Task to complete: Repeat each line of the material exactly.

(Records from a collection)
## START
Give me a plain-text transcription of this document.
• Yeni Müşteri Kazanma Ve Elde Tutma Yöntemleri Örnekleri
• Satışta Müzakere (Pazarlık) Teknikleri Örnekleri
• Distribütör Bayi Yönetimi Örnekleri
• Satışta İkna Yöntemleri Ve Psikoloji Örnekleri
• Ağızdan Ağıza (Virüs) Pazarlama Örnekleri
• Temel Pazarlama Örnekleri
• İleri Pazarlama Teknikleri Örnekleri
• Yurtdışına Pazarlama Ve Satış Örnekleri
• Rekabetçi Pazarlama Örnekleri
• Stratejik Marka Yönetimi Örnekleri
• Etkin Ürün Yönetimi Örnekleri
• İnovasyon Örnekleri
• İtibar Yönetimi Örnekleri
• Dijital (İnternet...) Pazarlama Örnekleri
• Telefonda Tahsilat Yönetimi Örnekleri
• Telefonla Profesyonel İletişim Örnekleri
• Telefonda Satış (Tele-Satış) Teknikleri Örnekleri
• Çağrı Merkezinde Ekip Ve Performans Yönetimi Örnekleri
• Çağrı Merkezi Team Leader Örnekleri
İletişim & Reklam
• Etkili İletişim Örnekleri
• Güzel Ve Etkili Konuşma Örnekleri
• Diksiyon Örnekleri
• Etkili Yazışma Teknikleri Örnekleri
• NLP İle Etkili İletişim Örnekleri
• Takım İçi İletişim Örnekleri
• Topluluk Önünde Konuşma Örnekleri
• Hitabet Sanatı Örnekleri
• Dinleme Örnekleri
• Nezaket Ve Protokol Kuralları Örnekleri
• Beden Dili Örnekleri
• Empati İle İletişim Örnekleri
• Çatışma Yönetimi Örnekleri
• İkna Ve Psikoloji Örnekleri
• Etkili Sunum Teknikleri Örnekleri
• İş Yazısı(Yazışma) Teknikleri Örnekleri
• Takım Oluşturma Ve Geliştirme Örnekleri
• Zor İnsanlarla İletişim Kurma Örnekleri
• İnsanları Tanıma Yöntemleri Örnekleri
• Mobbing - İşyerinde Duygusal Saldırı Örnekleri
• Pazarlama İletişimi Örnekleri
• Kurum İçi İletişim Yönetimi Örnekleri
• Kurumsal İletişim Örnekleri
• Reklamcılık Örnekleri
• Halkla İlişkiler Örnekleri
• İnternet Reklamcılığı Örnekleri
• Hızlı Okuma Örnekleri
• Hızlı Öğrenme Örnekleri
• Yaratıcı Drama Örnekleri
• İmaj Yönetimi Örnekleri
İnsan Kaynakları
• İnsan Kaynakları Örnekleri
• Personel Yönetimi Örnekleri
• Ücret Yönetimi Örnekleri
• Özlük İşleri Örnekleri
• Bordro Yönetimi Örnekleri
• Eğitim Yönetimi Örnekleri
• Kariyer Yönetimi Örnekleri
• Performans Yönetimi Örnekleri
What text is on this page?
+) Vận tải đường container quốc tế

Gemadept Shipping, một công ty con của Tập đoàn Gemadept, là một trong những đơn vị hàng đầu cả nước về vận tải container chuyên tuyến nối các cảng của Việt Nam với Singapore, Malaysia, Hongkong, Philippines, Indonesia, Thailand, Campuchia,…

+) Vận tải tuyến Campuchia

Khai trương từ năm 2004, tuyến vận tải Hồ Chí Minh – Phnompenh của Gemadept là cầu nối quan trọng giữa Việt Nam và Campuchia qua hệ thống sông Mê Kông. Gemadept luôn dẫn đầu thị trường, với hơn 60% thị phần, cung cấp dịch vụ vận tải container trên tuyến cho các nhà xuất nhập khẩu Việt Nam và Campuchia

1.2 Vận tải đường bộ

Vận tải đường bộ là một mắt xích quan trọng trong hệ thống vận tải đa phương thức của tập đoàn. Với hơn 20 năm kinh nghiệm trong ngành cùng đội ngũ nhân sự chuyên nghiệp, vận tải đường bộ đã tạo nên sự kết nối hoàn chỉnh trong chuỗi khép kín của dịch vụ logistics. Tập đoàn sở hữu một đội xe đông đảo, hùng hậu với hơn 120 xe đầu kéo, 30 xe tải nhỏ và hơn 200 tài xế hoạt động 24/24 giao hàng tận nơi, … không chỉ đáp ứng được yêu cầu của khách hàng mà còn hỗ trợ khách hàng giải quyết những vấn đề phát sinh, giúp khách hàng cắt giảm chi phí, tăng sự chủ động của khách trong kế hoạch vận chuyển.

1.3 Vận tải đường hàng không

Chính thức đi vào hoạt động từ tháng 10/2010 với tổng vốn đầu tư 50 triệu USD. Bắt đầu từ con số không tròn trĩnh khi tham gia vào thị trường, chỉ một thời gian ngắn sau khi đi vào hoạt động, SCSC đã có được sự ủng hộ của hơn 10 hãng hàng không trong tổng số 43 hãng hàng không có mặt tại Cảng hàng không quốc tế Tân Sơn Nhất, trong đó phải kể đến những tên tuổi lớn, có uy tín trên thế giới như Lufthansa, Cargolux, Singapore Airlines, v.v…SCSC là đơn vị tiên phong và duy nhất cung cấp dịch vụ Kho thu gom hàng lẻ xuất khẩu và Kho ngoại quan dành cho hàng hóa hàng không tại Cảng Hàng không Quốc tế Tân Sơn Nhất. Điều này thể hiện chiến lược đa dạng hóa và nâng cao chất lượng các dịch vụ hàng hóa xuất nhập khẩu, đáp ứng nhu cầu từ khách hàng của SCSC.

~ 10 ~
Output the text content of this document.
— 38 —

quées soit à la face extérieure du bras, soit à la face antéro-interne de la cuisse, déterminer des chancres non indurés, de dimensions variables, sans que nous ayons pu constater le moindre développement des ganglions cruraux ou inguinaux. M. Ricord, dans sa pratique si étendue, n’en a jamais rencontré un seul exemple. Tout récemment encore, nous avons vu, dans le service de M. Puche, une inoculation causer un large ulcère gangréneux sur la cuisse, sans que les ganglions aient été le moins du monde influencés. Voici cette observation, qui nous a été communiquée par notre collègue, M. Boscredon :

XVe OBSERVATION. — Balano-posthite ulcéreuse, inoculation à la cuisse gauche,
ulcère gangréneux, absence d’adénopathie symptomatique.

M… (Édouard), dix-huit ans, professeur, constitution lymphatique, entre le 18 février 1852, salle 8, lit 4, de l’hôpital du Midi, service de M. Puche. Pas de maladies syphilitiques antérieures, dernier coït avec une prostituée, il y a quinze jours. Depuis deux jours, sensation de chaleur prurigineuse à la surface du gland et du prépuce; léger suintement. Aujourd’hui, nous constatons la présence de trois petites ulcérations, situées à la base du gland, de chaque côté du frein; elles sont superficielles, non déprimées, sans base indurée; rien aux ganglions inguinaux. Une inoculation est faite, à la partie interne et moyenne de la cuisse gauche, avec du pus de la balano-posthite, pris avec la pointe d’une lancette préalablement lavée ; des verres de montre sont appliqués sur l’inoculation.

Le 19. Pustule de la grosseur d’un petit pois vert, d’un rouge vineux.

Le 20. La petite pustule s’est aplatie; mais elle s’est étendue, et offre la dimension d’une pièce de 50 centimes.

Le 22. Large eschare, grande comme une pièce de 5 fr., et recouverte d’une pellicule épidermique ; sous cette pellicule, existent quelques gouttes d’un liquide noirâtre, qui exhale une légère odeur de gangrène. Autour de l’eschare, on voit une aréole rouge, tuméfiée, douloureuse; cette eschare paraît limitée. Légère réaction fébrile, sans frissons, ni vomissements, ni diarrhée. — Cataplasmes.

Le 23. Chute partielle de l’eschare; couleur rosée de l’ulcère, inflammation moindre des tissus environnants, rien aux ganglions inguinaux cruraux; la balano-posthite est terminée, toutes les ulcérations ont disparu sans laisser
## END
Task output:
Give me a plain-text transcription of this document.
• Yeni Müşteri Kazanma Ve Elde Tutma Yöntemleri Örnekleri
• Satışta Müzakere (Pazarlık) Teknikleri Örnekleri
• Distribütör Bayi Yönetimi Örnekleri
• Satışta İkna Yöntemleri Ve Psikoloji Örnekleri
• Ağızdan Ağıza (Virüs) Pazarlama Örnekleri
• Temel Pazarlama Örnekleri
• İleri Pazarlama Teknikleri Örnekleri
• Yurtdışına Pazarlama Ve Satış Örnekleri
• Rekabetçi Pazarlama Örnekleri
• Stratejik Marka Yönetimi Örnekleri
• Etkin Ürün Yönetimi Örnekleri
• İnovasyon Örnekleri
• İtibar Yönetimi Örnekleri
• Dijital (İnternet...) Pazarlama Örnekleri
• Telefonda Tahsilat Yönetimi Örnekleri
• Telefonla Profesyonel İletişim Örnekleri
• Telefonda Satış (Tele-Satış) Teknikleri Örnekleri
• Çağrı Merkezinde Ekip Ve Performans Yönetimi Örnekleri
• Çağrı Merkezi Team Leader Örnekleri
İletişim & Reklam
• Etkili İletişim Örnekleri
• Güzel Ve Etkili Konuşma Örnekleri
• Diksiyon Örnekleri
• Etkili Yazışma Teknikleri Örnekleri
• NLP İle Etkili İletişim Örnekleri
• Takım İçi İletişim Örnekleri
• Topluluk Önünde Konuşma Örnekleri
• Hitabet Sanatı Örnekleri
• Dinleme Örnekleri
• Nezaket Ve Protokol Kuralları Örnekleri
• Beden Dili Örnekleri
• Empati İle İletişim Örnekleri
• Çatışma Yönetimi Örnekleri
• İkna Ve Psikoloji Örnekleri
• Etkili Sunum Teknikleri Örnekleri
• İş Yazısı(Yazışma) Teknikleri Örnekleri
• Takım Oluşturma Ve Geliştirme Örnekleri
• Zor İnsanlarla İletişim Kurma Örnekleri
• İnsanları Tanıma Yöntemleri Örnekleri
• Mobbing - İşyerinde Duygusal Saldırı Örnekleri
• Pazarlama İletişimi Örnekleri
• Kurum İçi İletişim Yönetimi Örnekleri
• Kurumsal İletişim Örnekleri
• Reklamcılık Örnekleri
• Halkla İlişkiler Örnekleri
• İnternet Reklamcılığı Örnekleri
• Hızlı Okuma Örnekleri
• Hızlı Öğrenme Örnekleri
• Yaratıcı Drama Örnekleri
• İmaj Yönetimi Örnekleri
İnsan Kaynakları
• İnsan Kaynakları Örnekleri
• Personel Yönetimi Örnekleri
• Ücret Yönetimi Örnekleri
• Özlük İşleri Örnekleri
• Bordro Yönetimi Örnekleri
• Eğitim Yönetimi Örnekleri
• Kariyer Yönetimi Örnekleri
• Performans Yönetimi Örnekleri
What text is on this page?
+) Vận tải đường container quốc tế

Gemadept Shipping, một công ty con của Tập đoàn Gemadept, là một trong những đơn vị hàng đầu cả nước về vận tải container chuyên tuyến nối các cảng của Việt Nam với Singapore, Malaysia, Hongkong, Philippines, Indonesia, Thailand, Campuchia,…

+) Vận tải tuyến Campuchia

Khai trương từ năm 2004, tuyến vận tải Hồ Chí Minh – Phnompenh của Gemadept là cầu nối quan trọng giữa Việt Nam và Campuchia qua hệ thống sông Mê Kông. Gemadept luôn dẫn đầu thị trường, với hơn 60% thị phần, cung cấp dịch vụ vận tải container trên tuyến cho các nhà xuất nhập khẩu Việt Nam và Campuchia

1.2 Vận tải đường bộ

Vận tải đường bộ là một mắt xích quan trọng trong hệ thống vận tải đa phương thức của tập đoàn. Với hơn 20 năm kinh nghiệm trong ngành cùng đội ngũ nhân sự chuyên nghiệp, vận tải đường bộ đã tạo nên sự kết nối hoàn chỉnh trong chuỗi khép kín của dịch vụ logistics. Tập đoàn sở hữu một đội xe đông đảo, hùng hậu với hơn 120 xe đầu kéo, 30 xe tải nhỏ và hơn 200 tài xế hoạt động 24/24 giao hàng tận nơi, … không chỉ đáp ứng được yêu cầu của khách hàng mà còn hỗ trợ khách hàng giải quyết những vấn đề phát sinh, giúp khách hàng cắt giảm chi phí, tăng sự chủ động của khách trong kế hoạch vận chuyển.

1.3 Vận tải đường hàng không

Chính thức đi vào hoạt động từ tháng 10/2010 với tổng vốn đầu tư 50 triệu USD. Bắt đầu từ con số không tròn trĩnh khi tham gia vào thị trường, chỉ một thời gian ngắn sau khi đi vào hoạt động, SCSC đã có được sự ủng hộ của hơn 10 hãng hàng không trong tổng số 43 hãng hàng không có mặt tại Cảng hàng không quốc tế Tân Sơn Nhất, trong đó phải kể đến những tên tuổi lớn, có uy tín trên thế giới như Lufthansa, Cargolux, Singapore Airlines, v.v…SCSC là đơn vị tiên phong và duy nhất cung cấp dịch vụ Kho thu gom hàng lẻ xuất khẩu và Kho ngoại quan dành cho hàng hóa hàng không tại Cảng Hàng không Quốc tế Tân Sơn Nhất. Điều này thể hiện chiến lược đa dạng hóa và nâng cao chất lượng các dịch vụ hàng hóa xuất nhập khẩu, đáp ứng nhu cầu từ khách hàng của SCSC.

~ 10 ~
Output the text content of this document.
— 38 —

quées soit à la face extérieure du bras, soit à la face antéro-interne de la cuisse, déterminer des chancres non indurés, de dimensions variables, sans que nous ayons pu constater le moindre développement des ganglions cruraux ou inguinaux. M. Ricord, dans sa pratique si étendue, n’en a jamais rencontré un seul exemple. Tout récemment encore, nous avons vu, dans le service de M. Puche, une inoculation causer un large ulcère gangréneux sur la cuisse, sans que les ganglions aient été le moins du monde influencés. Voici cette observation, qui nous a été communiquée par notre collègue, M. Boscredon :

XVe OBSERVATION. — Balano-posthite ulcéreuse, inoculation à la cuisse gauche,
ulcère gangréneux, absence d’adénopathie symptomatique.

M… (Édouard), dix-huit ans, professeur, constitution lymphatique, entre le 18 février 1852, salle 8, lit 4, de l’hôpital du Midi, service de M. Puche. Pas de maladies syphilitiques antérieures, dernier coït avec une prostituée, il y a quinze jours. Depuis deux jours, sensation de chaleur prurigineuse à la surface du gland et du prépuce; léger suintement. Aujourd’hui, nous constatons la présence de trois petites ulcérations, situées à la base du gland, de chaque côté du frein; elles sont superficielles, non déprimées, sans base indurée; rien aux ganglions inguinaux. Une inoculation est faite, à la partie interne et moyenne de la cuisse gauche, avec du pus de la balano-posthite, pris avec la pointe d’une lancette préalablement lavée ; des verres de montre sont appliqués sur l’inoculation.

Le 19. Pustule de la grosseur d’un petit pois vert, d’un rouge vineux.

Le 20. La petite pustule s’est aplatie; mais elle s’est étendue, et offre la dimension d’une pièce de 50 centimes.

Le 22. Large eschare, grande comme une pièce de 5 fr., et recouverte d’une pellicule épidermique ; sous cette pellicule, existent quelques gouttes d’un liquide noirâtre, qui exhale une légère odeur de gangrène. Autour de l’eschare, on voit une aréole rouge, tuméfiée, douloureuse; cette eschare paraît limitée. Légère réaction fébrile, sans frissons, ni vomissements, ni diarrhée. — Cataplasmes.

Le 23. Chute partielle de l’eschare; couleur rosée de l’ulcère, inflammation moindre des tissus environnants, rien aux ganglions inguinaux cruraux; la balano-posthite est terminée, toutes les ulcérations ont disparu sans laisser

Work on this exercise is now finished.